Start Records to process

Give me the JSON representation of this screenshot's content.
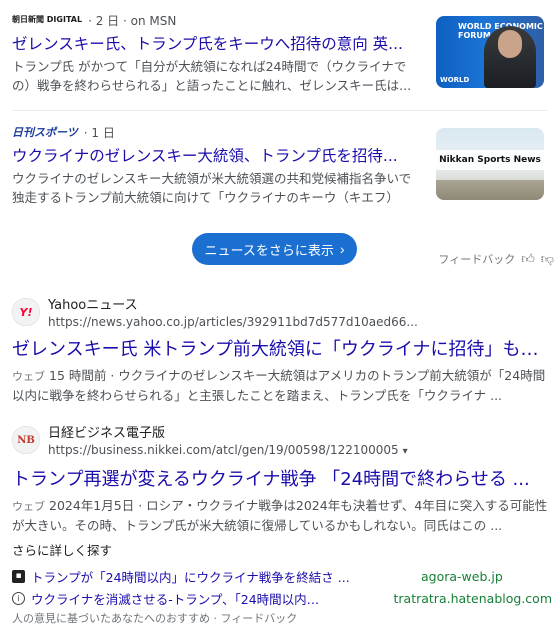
{
  "news": [
    {
      "source_logo": "朝日新聞 DIGITAL",
      "meta": "· 2 日 · on MSN",
      "title": "ゼレンスキー氏、トランプ氏をキーウへ招待の意向 英...",
      "snippet": "トランプ氏 がかつて「自分が大統領になれば24時間で（ウクライナでの）戦争を終わらせられる」と語ったことに触れ、ゼレンスキー氏は...",
      "thumb_text": "WORLD ECONOMIC FORUM",
      "thumb_logo": "WORLD"
    },
    {
      "source_logo": "日刊スポーツ",
      "meta": "· 1 日",
      "title": "ウクライナのゼレンスキー大統領、トランプ氏を招待...",
      "snippet": "ウクライナのゼレンスキー大統領が米大統領選の共和党候補指名争いで独走するトランプ前大統領に向けて「ウクライナのキーウ（キエフ）に...",
      "thumb_text": "Nikkan Sports News"
    }
  ],
  "more_news_button": "ニュースをさらに表示",
  "feedback_label": "フィードバック",
  "results": [
    {
      "favicon": "Y!",
      "site_name": "Yahooニュース",
      "url": "https://news.yahoo.co.jp/articles/392911bd7d577d10aed66...",
      "title": "ゼレンスキー氏 米トランプ前大統領に「ウクライナに招待」も ...",
      "tag": "ウェブ",
      "snippet": "15 時間前 · ウクライナのゼレンスキー大統領はアメリカのトランプ前大統領が「24時間以内に戦争を終わらせられる」と主張したことを踏まえ、トランプ氏を「ウクライナ ..."
    },
    {
      "favicon": "NB",
      "site_name": "日経ビジネス電子版",
      "url": "https://business.nikkei.com/atcl/gen/19/00598/122100005",
      "title": "トランプ再選が変えるウクライナ戦争 「24時間で終わらせる ...",
      "tag": "ウェブ",
      "snippet": "2024年1月5日 · ロシア・ウクライナ戦争は2024年も決着せず、4年目に突入する可能性が大きい。その時、トランプ氏が米大統領に復帰しているかもしれない。同氏はこの ..."
    }
  ],
  "explore": {
    "label": "さらに詳しく探す",
    "items": [
      {
        "title": "トランプが「24時間以内」にウクライナ戦争を終結さ ...",
        "domain": "agora-web.jp"
      },
      {
        "title": "ウクライナを消滅させる-トランプ、「24時間以内に ...",
        "domain": "tratratra.hatenablog.com"
      }
    ]
  },
  "footer_partial": "人の意見に基づいたあなたへのおすすめ · フィードバック"
}
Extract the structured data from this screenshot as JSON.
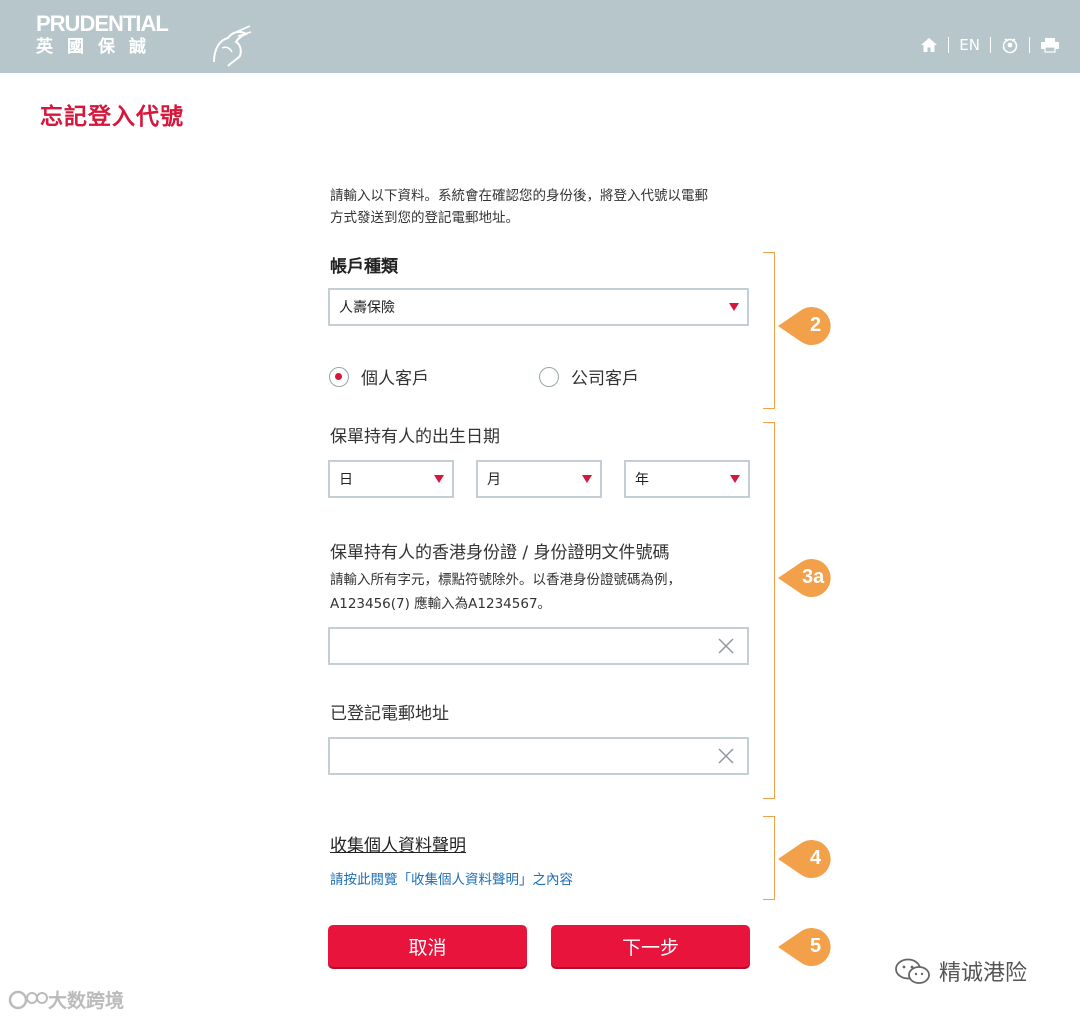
{
  "header": {
    "logo_en": "PRUDENTIAL",
    "logo_zh": "英國保誠",
    "lang_label": "EN",
    "icons": [
      "home-icon",
      "person-icon",
      "print-icon"
    ],
    "bg_color": "#b7c6ca"
  },
  "page": {
    "title": "忘記登入代號",
    "intro_line1": "請輸入以下資料。系統會在確認您的身份後，將登入代號以電郵",
    "intro_line2": "方式發送到您的登記電郵地址。",
    "accent_color": "#d6163a"
  },
  "account": {
    "label": "帳戶種類",
    "selected": "人壽保險",
    "radio_personal": "個人客戶",
    "radio_company": "公司客戶",
    "selected_radio": "個人客戶"
  },
  "dob": {
    "label": "保單持有人的出生日期",
    "day": "日",
    "month": "月",
    "year": "年"
  },
  "idcard": {
    "label": "保單持有人的香港身份證 / 身份證明文件號碼",
    "hint_line1": "請輸入所有字元，標點符號除外。以香港身份證號碼為例，",
    "hint_line2": "A123456(7) 應輸入為A1234567。",
    "value": ""
  },
  "email": {
    "label": "已登記電郵地址",
    "value": ""
  },
  "privacy": {
    "title": "收集個人資料聲明",
    "link": "請按此閱覽「收集個人資料聲明」之內容"
  },
  "buttons": {
    "cancel": "取消",
    "next": "下一步",
    "color": "#e8143c"
  },
  "annotations": {
    "markers": [
      "2",
      "3a",
      "4",
      "5"
    ],
    "color": "#f2a14a"
  },
  "watermarks": {
    "left": "大数跨境",
    "right": "精诚港险"
  }
}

End Records to process

Exercise: Only the lines from the one that holds "Extract the structured" through the end of the records above should be printed again, exactly as they are. Leave out the pictures.

Expected answer:
Extract the structured data from this screenshot as JSON.
{
  "header": {
    "logo_en": "PRUDENTIAL",
    "logo_zh": "英國保誠",
    "lang_label": "EN",
    "icons": [
      "home-icon",
      "person-icon",
      "print-icon"
    ],
    "bg_color": "#b7c6ca"
  },
  "page": {
    "title": "忘記登入代號",
    "intro_line1": "請輸入以下資料。系統會在確認您的身份後，將登入代號以電郵",
    "intro_line2": "方式發送到您的登記電郵地址。",
    "accent_color": "#d6163a"
  },
  "account": {
    "label": "帳戶種類",
    "selected": "人壽保險",
    "radio_personal": "個人客戶",
    "radio_company": "公司客戶",
    "selected_radio": "個人客戶"
  },
  "dob": {
    "label": "保單持有人的出生日期",
    "day": "日",
    "month": "月",
    "year": "年"
  },
  "idcard": {
    "label": "保單持有人的香港身份證 / 身份證明文件號碼",
    "hint_line1": "請輸入所有字元，標點符號除外。以香港身份證號碼為例，",
    "hint_line2": "A123456(7) 應輸入為A1234567。",
    "value": ""
  },
  "email": {
    "label": "已登記電郵地址",
    "value": ""
  },
  "privacy": {
    "title": "收集個人資料聲明",
    "link": "請按此閱覽「收集個人資料聲明」之內容"
  },
  "buttons": {
    "cancel": "取消",
    "next": "下一步",
    "color": "#e8143c"
  },
  "annotations": {
    "markers": [
      "2",
      "3a",
      "4",
      "5"
    ],
    "color": "#f2a14a"
  },
  "watermarks": {
    "left": "大数跨境",
    "right": "精诚港险"
  }
}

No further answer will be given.